» Objective
Where a line below holds the string "зеркало", copy that line.

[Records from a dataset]

========================

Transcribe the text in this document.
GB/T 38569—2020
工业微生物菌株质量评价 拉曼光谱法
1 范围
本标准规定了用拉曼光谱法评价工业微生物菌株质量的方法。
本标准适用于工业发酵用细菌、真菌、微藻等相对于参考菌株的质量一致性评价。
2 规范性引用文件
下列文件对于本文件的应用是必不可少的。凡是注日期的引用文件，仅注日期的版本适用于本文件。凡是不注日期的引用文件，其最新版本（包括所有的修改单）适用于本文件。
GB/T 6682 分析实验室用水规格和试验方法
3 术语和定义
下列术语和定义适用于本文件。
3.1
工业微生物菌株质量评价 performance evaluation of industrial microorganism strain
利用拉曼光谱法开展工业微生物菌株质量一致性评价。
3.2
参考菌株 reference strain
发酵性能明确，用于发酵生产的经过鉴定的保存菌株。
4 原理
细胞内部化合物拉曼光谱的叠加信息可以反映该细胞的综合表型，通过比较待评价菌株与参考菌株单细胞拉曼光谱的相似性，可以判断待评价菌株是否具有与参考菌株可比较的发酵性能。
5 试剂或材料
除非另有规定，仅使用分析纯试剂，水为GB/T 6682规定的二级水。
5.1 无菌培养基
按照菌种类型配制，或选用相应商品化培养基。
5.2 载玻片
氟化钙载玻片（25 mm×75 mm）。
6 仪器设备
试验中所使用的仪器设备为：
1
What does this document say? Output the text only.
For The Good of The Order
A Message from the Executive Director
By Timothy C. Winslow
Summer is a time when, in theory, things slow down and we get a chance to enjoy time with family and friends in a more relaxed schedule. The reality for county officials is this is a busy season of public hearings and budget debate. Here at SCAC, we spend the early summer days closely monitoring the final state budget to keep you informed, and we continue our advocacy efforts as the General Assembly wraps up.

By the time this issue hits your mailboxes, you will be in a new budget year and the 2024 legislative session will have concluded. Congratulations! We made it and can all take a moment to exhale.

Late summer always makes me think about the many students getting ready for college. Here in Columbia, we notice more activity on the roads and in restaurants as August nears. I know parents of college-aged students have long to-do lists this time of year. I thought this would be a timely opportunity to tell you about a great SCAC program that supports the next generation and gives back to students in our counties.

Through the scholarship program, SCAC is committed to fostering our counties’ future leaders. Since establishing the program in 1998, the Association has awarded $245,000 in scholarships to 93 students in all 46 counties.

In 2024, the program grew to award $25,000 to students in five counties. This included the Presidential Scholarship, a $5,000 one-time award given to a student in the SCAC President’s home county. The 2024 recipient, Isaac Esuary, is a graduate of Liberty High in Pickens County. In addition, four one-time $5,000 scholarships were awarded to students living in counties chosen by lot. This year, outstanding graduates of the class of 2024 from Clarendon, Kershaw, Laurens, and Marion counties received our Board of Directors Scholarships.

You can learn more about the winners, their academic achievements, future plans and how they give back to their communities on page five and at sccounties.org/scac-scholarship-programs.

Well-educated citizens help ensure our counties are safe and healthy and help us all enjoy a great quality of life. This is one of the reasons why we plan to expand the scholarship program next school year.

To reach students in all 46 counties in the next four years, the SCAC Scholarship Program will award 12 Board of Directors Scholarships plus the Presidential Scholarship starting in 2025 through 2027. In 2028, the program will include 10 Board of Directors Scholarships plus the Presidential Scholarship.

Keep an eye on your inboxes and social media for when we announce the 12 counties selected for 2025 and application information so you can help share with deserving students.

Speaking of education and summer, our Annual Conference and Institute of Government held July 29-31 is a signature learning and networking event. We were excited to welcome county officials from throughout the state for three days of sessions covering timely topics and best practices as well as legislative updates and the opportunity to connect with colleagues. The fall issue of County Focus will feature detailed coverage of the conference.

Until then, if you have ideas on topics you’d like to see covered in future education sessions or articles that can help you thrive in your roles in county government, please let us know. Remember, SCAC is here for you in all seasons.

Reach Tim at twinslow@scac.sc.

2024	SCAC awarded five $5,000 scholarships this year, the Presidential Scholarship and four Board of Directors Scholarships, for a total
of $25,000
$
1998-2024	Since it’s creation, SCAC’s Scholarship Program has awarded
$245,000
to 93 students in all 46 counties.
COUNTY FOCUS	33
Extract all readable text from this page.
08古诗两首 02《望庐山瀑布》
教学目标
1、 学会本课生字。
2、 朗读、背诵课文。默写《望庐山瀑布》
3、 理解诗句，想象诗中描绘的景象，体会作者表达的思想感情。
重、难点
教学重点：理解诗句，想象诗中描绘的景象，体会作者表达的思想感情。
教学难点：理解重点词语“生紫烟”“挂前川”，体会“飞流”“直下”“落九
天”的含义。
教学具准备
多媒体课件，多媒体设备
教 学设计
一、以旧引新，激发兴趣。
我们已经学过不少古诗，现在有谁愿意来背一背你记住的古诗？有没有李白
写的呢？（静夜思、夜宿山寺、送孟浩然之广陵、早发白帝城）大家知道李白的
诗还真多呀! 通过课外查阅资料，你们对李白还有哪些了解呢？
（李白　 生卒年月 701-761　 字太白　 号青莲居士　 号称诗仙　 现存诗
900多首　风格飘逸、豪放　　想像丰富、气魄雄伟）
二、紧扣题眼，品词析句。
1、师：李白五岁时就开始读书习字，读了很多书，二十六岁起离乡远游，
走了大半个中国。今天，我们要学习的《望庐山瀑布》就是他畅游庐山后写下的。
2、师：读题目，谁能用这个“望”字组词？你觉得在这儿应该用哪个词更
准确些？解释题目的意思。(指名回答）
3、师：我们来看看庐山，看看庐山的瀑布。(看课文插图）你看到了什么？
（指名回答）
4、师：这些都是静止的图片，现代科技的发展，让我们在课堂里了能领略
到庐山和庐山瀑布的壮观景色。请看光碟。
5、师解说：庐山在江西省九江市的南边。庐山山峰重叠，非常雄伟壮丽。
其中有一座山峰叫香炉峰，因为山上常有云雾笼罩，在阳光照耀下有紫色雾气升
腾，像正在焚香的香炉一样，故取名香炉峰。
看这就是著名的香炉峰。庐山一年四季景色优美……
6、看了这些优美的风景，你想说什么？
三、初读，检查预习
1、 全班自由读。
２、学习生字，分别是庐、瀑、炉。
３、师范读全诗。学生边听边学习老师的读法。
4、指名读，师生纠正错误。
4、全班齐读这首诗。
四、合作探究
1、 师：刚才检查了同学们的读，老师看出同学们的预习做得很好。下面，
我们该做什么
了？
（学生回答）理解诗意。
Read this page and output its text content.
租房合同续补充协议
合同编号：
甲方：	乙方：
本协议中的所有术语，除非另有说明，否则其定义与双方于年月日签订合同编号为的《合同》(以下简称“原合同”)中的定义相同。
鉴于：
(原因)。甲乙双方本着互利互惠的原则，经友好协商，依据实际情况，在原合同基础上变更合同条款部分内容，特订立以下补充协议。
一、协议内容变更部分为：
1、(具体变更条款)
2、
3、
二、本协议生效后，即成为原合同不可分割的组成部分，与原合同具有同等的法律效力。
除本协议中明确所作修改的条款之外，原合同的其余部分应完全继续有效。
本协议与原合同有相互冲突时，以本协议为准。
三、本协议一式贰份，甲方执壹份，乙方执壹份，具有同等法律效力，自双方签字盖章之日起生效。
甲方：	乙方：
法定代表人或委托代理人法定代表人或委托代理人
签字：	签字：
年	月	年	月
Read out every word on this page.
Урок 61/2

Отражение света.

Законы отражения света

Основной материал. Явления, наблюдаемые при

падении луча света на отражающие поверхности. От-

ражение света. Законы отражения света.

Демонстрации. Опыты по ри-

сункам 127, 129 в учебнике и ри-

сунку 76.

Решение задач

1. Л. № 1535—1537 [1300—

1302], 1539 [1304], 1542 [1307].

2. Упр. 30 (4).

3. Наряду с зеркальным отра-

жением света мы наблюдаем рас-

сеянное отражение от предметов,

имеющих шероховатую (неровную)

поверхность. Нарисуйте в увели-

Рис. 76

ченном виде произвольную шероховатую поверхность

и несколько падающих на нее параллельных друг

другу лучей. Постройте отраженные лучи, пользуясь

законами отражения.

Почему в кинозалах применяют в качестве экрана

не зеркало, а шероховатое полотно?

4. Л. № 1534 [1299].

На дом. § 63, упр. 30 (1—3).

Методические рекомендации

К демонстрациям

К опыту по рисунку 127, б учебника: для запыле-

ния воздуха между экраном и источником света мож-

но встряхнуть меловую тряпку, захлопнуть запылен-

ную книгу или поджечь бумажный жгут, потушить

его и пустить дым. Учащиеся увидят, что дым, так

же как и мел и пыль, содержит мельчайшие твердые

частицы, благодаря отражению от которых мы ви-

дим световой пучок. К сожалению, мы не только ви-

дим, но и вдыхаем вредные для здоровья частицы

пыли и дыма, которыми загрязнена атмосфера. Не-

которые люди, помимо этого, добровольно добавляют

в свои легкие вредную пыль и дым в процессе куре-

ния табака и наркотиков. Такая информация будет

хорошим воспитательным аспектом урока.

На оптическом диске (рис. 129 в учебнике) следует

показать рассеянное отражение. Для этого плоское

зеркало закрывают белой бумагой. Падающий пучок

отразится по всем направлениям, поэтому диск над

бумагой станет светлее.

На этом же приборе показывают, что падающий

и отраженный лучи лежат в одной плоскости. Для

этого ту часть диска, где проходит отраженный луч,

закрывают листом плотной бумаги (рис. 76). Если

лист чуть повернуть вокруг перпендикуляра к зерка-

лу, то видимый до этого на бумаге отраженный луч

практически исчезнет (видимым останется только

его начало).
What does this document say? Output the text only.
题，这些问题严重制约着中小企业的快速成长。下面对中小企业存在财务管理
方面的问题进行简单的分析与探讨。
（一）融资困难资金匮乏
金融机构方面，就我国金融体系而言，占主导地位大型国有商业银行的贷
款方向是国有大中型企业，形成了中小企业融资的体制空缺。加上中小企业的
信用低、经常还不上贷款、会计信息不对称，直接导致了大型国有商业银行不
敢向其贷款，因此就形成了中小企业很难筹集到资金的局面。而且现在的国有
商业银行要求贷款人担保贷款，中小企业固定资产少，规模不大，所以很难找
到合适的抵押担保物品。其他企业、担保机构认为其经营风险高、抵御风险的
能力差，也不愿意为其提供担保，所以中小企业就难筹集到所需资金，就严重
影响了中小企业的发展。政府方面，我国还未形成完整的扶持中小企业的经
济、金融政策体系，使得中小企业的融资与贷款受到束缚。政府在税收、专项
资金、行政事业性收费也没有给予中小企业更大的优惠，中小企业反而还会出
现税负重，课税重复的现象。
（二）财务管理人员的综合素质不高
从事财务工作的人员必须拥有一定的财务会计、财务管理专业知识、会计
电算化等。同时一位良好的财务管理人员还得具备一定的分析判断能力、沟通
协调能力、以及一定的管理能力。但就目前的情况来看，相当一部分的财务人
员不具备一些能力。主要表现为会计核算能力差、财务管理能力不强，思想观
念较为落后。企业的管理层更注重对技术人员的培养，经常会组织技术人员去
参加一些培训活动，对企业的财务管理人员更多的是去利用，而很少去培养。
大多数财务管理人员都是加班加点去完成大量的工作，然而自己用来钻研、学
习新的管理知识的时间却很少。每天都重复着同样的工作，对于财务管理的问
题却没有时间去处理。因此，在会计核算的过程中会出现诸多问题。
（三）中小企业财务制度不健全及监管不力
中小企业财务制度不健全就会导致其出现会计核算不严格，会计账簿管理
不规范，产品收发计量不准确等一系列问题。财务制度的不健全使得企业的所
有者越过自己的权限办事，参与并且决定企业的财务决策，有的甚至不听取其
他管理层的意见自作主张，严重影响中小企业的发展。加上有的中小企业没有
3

========================

» Reply to the exercise
не зеркало, а шероховатое полотно?
зеркало закрывают белой бумагой. Падающий пучок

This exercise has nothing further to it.